Dataset records:
# # #
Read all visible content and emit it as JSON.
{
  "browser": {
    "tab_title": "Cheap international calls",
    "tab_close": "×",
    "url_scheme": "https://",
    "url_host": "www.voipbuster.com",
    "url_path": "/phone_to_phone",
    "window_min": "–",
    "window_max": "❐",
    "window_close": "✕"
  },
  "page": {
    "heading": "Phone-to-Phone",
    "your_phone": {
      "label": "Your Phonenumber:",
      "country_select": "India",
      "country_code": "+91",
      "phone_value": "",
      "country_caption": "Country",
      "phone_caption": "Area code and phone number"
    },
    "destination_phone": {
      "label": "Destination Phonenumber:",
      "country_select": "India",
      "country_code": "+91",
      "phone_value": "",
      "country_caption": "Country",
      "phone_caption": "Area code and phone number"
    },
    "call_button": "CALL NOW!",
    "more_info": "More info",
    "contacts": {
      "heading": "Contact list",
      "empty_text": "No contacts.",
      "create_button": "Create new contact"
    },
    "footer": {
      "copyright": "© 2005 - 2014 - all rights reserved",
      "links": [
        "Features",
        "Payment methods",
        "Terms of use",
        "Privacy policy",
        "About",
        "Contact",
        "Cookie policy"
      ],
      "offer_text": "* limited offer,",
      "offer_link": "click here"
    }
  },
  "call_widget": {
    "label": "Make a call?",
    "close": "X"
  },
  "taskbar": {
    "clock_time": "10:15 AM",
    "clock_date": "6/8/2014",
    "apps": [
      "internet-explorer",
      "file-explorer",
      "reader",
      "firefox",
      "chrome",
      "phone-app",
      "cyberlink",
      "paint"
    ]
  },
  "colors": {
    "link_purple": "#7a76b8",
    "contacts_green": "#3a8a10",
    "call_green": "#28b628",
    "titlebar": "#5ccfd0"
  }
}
# # #
EXERCISE OBJECTIVE: Write out every record, exactly as written.

WRITTEN SOLUTION:
Read all visible content and emit it as JSON.
{
  "browser": {
    "tab_title": "Cheap international calls",
    "tab_close": "×",
    "url_scheme": "https://",
    "url_host": "www.voipbuster.com",
    "url_path": "/phone_to_phone",
    "window_min": "–",
    "window_max": "❐",
    "window_close": "✕"
  },
  "page": {
    "heading": "Phone-to-Phone",
    "your_phone": {
      "label": "Your Phonenumber:",
      "country_select": "India",
      "country_code": "+91",
      "phone_value": "",
      "country_caption": "Country",
      "phone_caption": "Area code and phone number"
    },
    "destination_phone": {
      "label": "Destination Phonenumber:",
      "country_select": "India",
      "country_code": "+91",
      "phone_value": "",
      "country_caption": "Country",
      "phone_caption": "Area code and phone number"
    },
    "call_button": "CALL NOW!",
    "more_info": "More info",
    "contacts": {
      "heading": "Contact list",
      "empty_text": "No contacts.",
      "create_button": "Create new contact"
    },
    "footer": {
      "copyright": "© 2005 - 2014 - all rights reserved",
      "links": [
        "Features",
        "Payment methods",
        "Terms of use",
        "Privacy policy",
        "About",
        "Contact",
        "Cookie policy"
      ],
      "offer_text": "* limited offer,",
      "offer_link": "click here"
    }
  },
  "call_widget": {
    "label": "Make a call?",
    "close": "X"
  },
  "taskbar": {
    "clock_time": "10:15 AM",
    "clock_date": "6/8/2014",
    "apps": [
      "internet-explorer",
      "file-explorer",
      "reader",
      "firefox",
      "chrome",
      "phone-app",
      "cyberlink",
      "paint"
    ]
  },
  "colors": {
    "link_purple": "#7a76b8",
    "contacts_green": "#3a8a10",
    "call_green": "#28b628",
    "titlebar": "#5ccfd0"
  }
}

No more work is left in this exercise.